Each record below should appear again exactly as written.

Entries taken from a collection
-------

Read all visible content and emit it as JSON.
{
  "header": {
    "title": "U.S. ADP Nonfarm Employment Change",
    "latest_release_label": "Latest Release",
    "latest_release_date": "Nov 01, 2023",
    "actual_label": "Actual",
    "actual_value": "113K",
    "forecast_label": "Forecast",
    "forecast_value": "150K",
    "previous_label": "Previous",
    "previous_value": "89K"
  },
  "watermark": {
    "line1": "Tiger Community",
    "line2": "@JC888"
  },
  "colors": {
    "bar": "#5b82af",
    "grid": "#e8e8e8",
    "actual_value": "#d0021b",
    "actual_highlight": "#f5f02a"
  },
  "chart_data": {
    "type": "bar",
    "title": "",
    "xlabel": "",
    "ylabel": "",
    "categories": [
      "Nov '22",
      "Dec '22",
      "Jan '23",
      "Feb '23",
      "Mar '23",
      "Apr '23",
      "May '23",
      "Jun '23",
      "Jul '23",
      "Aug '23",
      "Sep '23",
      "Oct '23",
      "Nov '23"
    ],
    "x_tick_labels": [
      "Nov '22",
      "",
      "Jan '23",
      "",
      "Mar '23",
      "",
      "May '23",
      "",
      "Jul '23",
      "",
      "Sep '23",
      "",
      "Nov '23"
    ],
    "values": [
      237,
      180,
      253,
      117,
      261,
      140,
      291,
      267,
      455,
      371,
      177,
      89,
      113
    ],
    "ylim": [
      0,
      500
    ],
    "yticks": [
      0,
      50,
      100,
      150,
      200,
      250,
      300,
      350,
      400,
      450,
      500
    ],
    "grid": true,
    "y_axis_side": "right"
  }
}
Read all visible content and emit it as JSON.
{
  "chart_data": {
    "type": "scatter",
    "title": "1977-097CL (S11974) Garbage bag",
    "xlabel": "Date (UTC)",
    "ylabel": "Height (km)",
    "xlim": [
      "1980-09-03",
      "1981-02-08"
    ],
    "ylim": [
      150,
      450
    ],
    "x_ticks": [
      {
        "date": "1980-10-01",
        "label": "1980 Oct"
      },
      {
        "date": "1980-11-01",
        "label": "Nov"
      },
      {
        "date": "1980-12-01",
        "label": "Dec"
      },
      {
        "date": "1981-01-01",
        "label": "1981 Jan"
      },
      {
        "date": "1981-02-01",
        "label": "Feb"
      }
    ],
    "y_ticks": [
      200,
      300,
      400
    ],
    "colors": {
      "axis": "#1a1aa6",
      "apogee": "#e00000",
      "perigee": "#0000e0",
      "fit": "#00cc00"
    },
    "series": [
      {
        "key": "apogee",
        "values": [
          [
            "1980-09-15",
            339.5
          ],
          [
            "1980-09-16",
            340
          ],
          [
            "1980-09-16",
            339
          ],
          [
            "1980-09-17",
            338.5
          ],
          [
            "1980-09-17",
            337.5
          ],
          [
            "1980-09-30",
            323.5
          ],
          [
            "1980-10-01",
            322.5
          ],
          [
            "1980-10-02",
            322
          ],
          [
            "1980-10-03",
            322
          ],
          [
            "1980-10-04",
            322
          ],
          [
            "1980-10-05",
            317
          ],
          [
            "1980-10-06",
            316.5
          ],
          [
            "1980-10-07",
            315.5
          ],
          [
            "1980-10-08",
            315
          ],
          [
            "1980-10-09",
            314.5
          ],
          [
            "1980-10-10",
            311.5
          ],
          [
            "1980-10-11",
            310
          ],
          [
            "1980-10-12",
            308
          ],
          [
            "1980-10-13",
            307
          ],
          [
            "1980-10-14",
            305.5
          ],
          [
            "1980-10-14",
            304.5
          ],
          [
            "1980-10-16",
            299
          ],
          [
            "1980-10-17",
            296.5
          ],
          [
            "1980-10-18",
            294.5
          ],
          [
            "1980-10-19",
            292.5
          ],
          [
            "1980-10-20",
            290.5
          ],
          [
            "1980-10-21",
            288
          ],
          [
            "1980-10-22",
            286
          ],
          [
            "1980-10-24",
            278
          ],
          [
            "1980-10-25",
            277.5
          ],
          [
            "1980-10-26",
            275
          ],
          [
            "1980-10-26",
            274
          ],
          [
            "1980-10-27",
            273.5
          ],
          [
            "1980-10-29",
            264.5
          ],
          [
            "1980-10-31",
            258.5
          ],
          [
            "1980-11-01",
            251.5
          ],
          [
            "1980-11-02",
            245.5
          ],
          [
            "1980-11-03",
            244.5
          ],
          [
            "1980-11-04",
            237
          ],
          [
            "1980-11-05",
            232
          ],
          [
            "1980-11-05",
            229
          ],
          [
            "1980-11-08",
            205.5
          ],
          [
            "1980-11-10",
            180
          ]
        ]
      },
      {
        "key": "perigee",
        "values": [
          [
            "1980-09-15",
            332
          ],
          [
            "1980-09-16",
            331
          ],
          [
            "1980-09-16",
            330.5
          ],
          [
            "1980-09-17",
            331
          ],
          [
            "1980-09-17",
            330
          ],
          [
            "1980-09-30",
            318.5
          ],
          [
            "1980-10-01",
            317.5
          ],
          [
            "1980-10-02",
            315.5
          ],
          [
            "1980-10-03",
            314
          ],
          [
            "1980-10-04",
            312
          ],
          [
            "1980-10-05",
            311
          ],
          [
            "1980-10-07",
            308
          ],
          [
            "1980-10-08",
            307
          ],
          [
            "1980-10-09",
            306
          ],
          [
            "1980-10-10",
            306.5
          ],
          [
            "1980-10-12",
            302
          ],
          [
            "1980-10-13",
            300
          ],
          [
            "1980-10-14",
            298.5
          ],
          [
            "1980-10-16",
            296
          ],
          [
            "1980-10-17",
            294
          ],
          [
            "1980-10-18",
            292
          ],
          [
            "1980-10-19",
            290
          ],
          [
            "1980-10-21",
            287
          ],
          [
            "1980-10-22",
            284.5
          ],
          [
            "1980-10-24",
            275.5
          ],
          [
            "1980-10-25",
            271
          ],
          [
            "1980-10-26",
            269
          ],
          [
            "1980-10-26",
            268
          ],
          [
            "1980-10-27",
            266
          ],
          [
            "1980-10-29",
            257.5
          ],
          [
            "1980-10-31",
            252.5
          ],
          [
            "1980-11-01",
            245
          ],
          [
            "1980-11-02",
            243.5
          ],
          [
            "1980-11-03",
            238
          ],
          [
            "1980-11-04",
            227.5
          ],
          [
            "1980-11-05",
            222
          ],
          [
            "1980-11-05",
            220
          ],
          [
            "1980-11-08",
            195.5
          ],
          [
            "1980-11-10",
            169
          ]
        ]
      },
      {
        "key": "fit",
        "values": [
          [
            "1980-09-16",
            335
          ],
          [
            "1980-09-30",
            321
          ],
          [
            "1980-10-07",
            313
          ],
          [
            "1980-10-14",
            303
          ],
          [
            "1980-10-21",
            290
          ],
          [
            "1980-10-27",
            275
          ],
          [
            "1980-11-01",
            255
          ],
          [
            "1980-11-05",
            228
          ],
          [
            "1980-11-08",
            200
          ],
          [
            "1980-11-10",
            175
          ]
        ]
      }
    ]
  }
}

-------

> [Exercise answer]
Read all visible content and emit it as JSON.
{
  "header": {
    "title": "U.S. ADP Nonfarm Employment Change",
    "latest_release_label": "Latest Release",
    "latest_release_date": "Nov 01, 2023",
    "actual_label": "Actual",
    "actual_value": "113K",
    "forecast_label": "Forecast",
    "forecast_value": "150K",
    "previous_label": "Previous",
    "previous_value": "89K"
  },
  "watermark": {
    "line1": "Tiger Community",
    "line2": "@JC888"
  },
  "colors": {
    "bar": "#5b82af",
    "grid": "#e8e8e8",
    "actual_value": "#d0021b",
    "actual_highlight": "#f5f02a"
  },
  "chart_data": {
    "type": "bar",
    "title": "",
    "xlabel": "",
    "ylabel": "",
    "categories": [
      "Nov '22",
      "Dec '22",
      "Jan '23",
      "Feb '23",
      "Mar '23",
      "Apr '23",
      "May '23",
      "Jun '23",
      "Jul '23",
      "Aug '23",
      "Sep '23",
      "Oct '23",
      "Nov '23"
    ],
    "x_tick_labels": [
      "Nov '22",
      "",
      "Jan '23",
      "",
      "Mar '23",
      "",
      "May '23",
      "",
      "Jul '23",
      "",
      "Sep '23",
      "",
      "Nov '23"
    ],
    "values": [
      237,
      180,
      253,
      117,
      261,
      140,
      291,
      267,
      455,
      371,
      177,
      89,
      113
    ],
    "ylim": [
      0,
      500
    ],
    "yticks": [
      0,
      50,
      100,
      150,
      200,
      250,
      300,
      350,
      400,
      450,
      500
    ],
    "grid": true,
    "y_axis_side": "right"
  }
}
Read all visible content and emit it as JSON.
{
  "chart_data": {
    "type": "scatter",
    "title": "1977-097CL (S11974) Garbage bag",
    "xlabel": "Date (UTC)",
    "ylabel": "Height (km)",
    "xlim": [
      "1980-09-03",
      "1981-02-08"
    ],
    "ylim": [
      150,
      450
    ],
    "x_ticks": [
      {
        "date": "1980-10-01",
        "label": "1980 Oct"
      },
      {
        "date": "1980-11-01",
        "label": "Nov"
      },
      {
        "date": "1980-12-01",
        "label": "Dec"
      },
      {
        "date": "1981-01-01",
        "label": "1981 Jan"
      },
      {
        "date": "1981-02-01",
        "label": "Feb"
      }
    ],
    "y_ticks": [
      200,
      300,
      400
    ],
    "colors": {
      "axis": "#1a1aa6",
      "apogee": "#e00000",
      "perigee": "#0000e0",
      "fit": "#00cc00"
    },
    "series": [
      {
        "key": "apogee",
        "values": [
          [
            "1980-09-15",
            339.5
          ],
          [
            "1980-09-16",
            340
          ],
          [
            "1980-09-16",
            339
          ],
          [
            "1980-09-17",
            338.5
          ],
          [
            "1980-09-17",
            337.5
          ],
          [
            "1980-09-30",
            323.5
          ],
          [
            "1980-10-01",
            322.5
          ],
          [
            "1980-10-02",
            322
          ],
          [
            "1980-10-03",
            322
          ],
          [
            "1980-10-04",
            322
          ],
          [
            "1980-10-05",
            317
          ],
          [
            "1980-10-06",
            316.5
          ],
          [
            "1980-10-07",
            315.5
          ],
          [
            "1980-10-08",
            315
          ],
          [
            "1980-10-09",
            314.5
          ],
          [
            "1980-10-10",
            311.5
          ],
          [
            "1980-10-11",
            310
          ],
          [
            "1980-10-12",
            308
          ],
          [
            "1980-10-13",
            307
          ],
          [
            "1980-10-14",
            305.5
          ],
          [
            "1980-10-14",
            304.5
          ],
          [
            "1980-10-16",
            299
          ],
          [
            "1980-10-17",
            296.5
          ],
          [
            "1980-10-18",
            294.5
          ],
          [
            "1980-10-19",
            292.5
          ],
          [
            "1980-10-20",
            290.5
          ],
          [
            "1980-10-21",
            288
          ],
          [
            "1980-10-22",
            286
          ],
          [
            "1980-10-24",
            278
          ],
          [
            "1980-10-25",
            277.5
          ],
          [
            "1980-10-26",
            275
          ],
          [
            "1980-10-26",
            274
          ],
          [
            "1980-10-27",
            273.5
          ],
          [
            "1980-10-29",
            264.5
          ],
          [
            "1980-10-31",
            258.5
          ],
          [
            "1980-11-01",
            251.5
          ],
          [
            "1980-11-02",
            245.5
          ],
          [
            "1980-11-03",
            244.5
          ],
          [
            "1980-11-04",
            237
          ],
          [
            "1980-11-05",
            232
          ],
          [
            "1980-11-05",
            229
          ],
          [
            "1980-11-08",
            205.5
          ],
          [
            "1980-11-10",
            180
          ]
        ]
      },
      {
        "key": "perigee",
        "values": [
          [
            "1980-09-15",
            332
          ],
          [
            "1980-09-16",
            331
          ],
          [
            "1980-09-16",
            330.5
          ],
          [
            "1980-09-17",
            331
          ],
          [
            "1980-09-17",
            330
          ],
          [
            "1980-09-30",
            318.5
          ],
          [
            "1980-10-01",
            317.5
          ],
          [
            "1980-10-02",
            315.5
          ],
          [
            "1980-10-03",
            314
          ],
          [
            "1980-10-04",
            312
          ],
          [
            "1980-10-05",
            311
          ],
          [
            "1980-10-07",
            308
          ],
          [
            "1980-10-08",
            307
          ],
          [
            "1980-10-09",
            306
          ],
          [
            "1980-10-10",
            306.5
          ],
          [
            "1980-10-12",
            302
          ],
          [
            "1980-10-13",
            300
          ],
          [
            "1980-10-14",
            298.5
          ],
          [
            "1980-10-16",
            296
          ],
          [
            "1980-10-17",
            294
          ],
          [
            "1980-10-18",
            292
          ],
          [
            "1980-10-19",
            290
          ],
          [
            "1980-10-21",
            287
          ],
          [
            "1980-10-22",
            284.5
          ],
          [
            "1980-10-24",
            275.5
          ],
          [
            "1980-10-25",
            271
          ],
          [
            "1980-10-26",
            269
          ],
          [
            "1980-10-26",
            268
          ],
          [
            "1980-10-27",
            266
          ],
          [
            "1980-10-29",
            257.5
          ],
          [
            "1980-10-31",
            252.5
          ],
          [
            "1980-11-01",
            245
          ],
          [
            "1980-11-02",
            243.5
          ],
          [
            "1980-11-03",
            238
          ],
          [
            "1980-11-04",
            227.5
          ],
          [
            "1980-11-05",
            222
          ],
          [
            "1980-11-05",
            220
          ],
          [
            "1980-11-08",
            195.5
          ],
          [
            "1980-11-10",
            169
          ]
        ]
      },
      {
        "key": "fit",
        "values": [
          [
            "1980-09-16",
            335
          ],
          [
            "1980-09-30",
            321
          ],
          [
            "1980-10-07",
            313
          ],
          [
            "1980-10-14",
            303
          ],
          [
            "1980-10-21",
            290
          ],
          [
            "1980-10-27",
            275
          ],
          [
            "1980-11-01",
            255
          ],
          [
            "1980-11-05",
            228
          ],
          [
            "1980-11-08",
            200
          ],
          [
            "1980-11-10",
            175
          ]
        ]
      }
    ]
  }
}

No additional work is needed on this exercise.